Task goal: Return each line of the material verbatim.

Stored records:
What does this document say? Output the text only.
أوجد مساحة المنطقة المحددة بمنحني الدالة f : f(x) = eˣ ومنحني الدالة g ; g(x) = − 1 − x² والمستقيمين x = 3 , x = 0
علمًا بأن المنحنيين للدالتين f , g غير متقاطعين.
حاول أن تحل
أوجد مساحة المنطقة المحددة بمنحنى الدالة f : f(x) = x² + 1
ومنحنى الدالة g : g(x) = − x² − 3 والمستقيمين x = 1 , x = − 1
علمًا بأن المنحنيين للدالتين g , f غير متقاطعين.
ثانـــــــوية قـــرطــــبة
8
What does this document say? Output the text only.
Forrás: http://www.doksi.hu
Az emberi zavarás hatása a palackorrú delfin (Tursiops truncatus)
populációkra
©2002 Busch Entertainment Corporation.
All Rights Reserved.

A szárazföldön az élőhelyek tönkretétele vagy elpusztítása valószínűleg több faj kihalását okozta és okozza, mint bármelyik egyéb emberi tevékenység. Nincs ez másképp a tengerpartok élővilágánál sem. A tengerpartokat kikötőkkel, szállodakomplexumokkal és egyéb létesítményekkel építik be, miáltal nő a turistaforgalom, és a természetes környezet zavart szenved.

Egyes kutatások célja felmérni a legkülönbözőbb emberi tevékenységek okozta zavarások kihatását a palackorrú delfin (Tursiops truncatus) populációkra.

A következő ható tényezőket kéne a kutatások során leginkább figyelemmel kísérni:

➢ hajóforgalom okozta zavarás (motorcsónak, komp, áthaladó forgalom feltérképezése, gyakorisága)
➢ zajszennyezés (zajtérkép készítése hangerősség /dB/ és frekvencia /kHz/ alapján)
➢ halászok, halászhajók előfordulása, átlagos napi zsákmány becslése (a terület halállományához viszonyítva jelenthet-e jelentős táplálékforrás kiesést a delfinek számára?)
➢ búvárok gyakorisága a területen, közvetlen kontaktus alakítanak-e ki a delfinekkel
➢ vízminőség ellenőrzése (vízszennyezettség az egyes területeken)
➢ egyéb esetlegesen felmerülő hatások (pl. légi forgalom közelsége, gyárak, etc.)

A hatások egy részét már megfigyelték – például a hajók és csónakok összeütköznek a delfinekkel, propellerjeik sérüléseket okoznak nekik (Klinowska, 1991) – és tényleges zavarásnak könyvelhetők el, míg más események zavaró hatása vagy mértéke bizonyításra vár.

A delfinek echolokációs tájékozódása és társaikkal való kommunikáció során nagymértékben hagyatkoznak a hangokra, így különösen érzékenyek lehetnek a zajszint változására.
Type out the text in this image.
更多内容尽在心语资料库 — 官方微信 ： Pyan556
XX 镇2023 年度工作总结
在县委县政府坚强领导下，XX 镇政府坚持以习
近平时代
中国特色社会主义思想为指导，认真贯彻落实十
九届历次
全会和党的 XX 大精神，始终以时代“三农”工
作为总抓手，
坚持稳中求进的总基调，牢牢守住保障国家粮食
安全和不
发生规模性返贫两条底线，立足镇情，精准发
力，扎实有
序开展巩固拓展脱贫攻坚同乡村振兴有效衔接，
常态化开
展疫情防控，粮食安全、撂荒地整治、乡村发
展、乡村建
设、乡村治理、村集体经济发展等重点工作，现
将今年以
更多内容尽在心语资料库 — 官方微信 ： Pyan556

Task solution:
What does this document say? Output the text only.
أوجد مساحة المنطقة المحددة بمنحني الدالة f : f(x) = eˣ ومنحني الدالة g ; g(x) = − 1 − x² والمستقيمين x = 3 , x = 0
علمًا بأن المنحنيين للدالتين f , g غير متقاطعين.
حاول أن تحل
أوجد مساحة المنطقة المحددة بمنحنى الدالة f : f(x) = x² + 1
ومنحنى الدالة g : g(x) = − x² − 3 والمستقيمين x = 1 , x = − 1
علمًا بأن المنحنيين للدالتين g , f غير متقاطعين.
ثانـــــــوية قـــرطــــبة
8
What does this document say? Output the text only.
Forrás: http://www.doksi.hu
Az emberi zavarás hatása a palackorrú delfin (Tursiops truncatus)
populációkra
©2002 Busch Entertainment Corporation.
All Rights Reserved.

A szárazföldön az élőhelyek tönkretétele vagy elpusztítása valószínűleg több faj kihalását okozta és okozza, mint bármelyik egyéb emberi tevékenység. Nincs ez másképp a tengerpartok élővilágánál sem. A tengerpartokat kikötőkkel, szállodakomplexumokkal és egyéb létesítményekkel építik be, miáltal nő a turistaforgalom, és a természetes környezet zavart szenved.

Egyes kutatások célja felmérni a legkülönbözőbb emberi tevékenységek okozta zavarások kihatását a palackorrú delfin (Tursiops truncatus) populációkra.

A következő ható tényezőket kéne a kutatások során leginkább figyelemmel kísérni:

➢ hajóforgalom okozta zavarás (motorcsónak, komp, áthaladó forgalom feltérképezése, gyakorisága)
➢ zajszennyezés (zajtérkép készítése hangerősség /dB/ és frekvencia /kHz/ alapján)
➢ halászok, halászhajók előfordulása, átlagos napi zsákmány becslése (a terület halállományához viszonyítva jelenthet-e jelentős táplálékforrás kiesést a delfinek számára?)
➢ búvárok gyakorisága a területen, közvetlen kontaktus alakítanak-e ki a delfinekkel
➢ vízminőség ellenőrzése (vízszennyezettség az egyes területeken)
➢ egyéb esetlegesen felmerülő hatások (pl. légi forgalom közelsége, gyárak, etc.)

A hatások egy részét már megfigyelték – például a hajók és csónakok összeütköznek a delfinekkel, propellerjeik sérüléseket okoznak nekik (Klinowska, 1991) – és tényleges zavarásnak könyvelhetők el, míg más események zavaró hatása vagy mértéke bizonyításra vár.

A delfinek echolokációs tájékozódása és társaikkal való kommunikáció során nagymértékben hagyatkoznak a hangokra, így különösen érzékenyek lehetnek a zajszint változására.
Type out the text in this image.
更多内容尽在心语资料库 — 官方微信 ： Pyan556
XX 镇2023 年度工作总结
在县委县政府坚强领导下，XX 镇政府坚持以习
近平时代
中国特色社会主义思想为指导，认真贯彻落实十
九届历次
全会和党的 XX 大精神，始终以时代“三农”工
作为总抓手，
坚持稳中求进的总基调，牢牢守住保障国家粮食
安全和不
发生规模性返贫两条底线，立足镇情，精准发
力，扎实有
序开展巩固拓展脱贫攻坚同乡村振兴有效衔接，
常态化开
展疫情防控，粮食安全、撂荒地整治、乡村发
展、乡村建
设、乡村治理、村集体经济发展等重点工作，现
将今年以
更多内容尽在心语资料库 — 官方微信 ： Pyan556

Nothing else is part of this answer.